Set problem: Review the lines that follow and copy each one that contains the word "Meelfabriekplein".

Dataset:

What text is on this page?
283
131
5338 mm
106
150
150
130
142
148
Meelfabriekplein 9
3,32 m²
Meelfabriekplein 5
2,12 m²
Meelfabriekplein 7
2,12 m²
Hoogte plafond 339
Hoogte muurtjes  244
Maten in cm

* * *

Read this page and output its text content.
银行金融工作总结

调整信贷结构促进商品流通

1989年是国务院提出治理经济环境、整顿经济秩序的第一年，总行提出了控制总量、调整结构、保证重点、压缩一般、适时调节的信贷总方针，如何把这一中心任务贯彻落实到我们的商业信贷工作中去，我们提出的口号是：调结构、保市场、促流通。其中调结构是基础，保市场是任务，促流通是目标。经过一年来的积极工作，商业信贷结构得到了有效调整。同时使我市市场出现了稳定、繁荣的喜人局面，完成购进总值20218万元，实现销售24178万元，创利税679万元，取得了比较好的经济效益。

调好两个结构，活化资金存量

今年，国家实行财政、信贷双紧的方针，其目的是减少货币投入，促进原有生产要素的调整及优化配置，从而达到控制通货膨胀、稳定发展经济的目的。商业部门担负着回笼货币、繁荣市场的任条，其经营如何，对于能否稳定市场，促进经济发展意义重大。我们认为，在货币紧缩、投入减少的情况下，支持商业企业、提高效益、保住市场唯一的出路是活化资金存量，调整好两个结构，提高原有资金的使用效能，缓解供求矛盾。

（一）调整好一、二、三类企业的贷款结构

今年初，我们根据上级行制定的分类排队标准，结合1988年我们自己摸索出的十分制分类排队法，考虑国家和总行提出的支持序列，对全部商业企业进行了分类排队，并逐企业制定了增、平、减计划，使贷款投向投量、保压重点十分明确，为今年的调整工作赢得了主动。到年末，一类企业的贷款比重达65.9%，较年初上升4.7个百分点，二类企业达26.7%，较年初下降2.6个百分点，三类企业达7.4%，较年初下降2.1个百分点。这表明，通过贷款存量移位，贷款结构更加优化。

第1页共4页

The reply:
Meelfabriekplein 9
Meelfabriekplein 5
Meelfabriekplein 7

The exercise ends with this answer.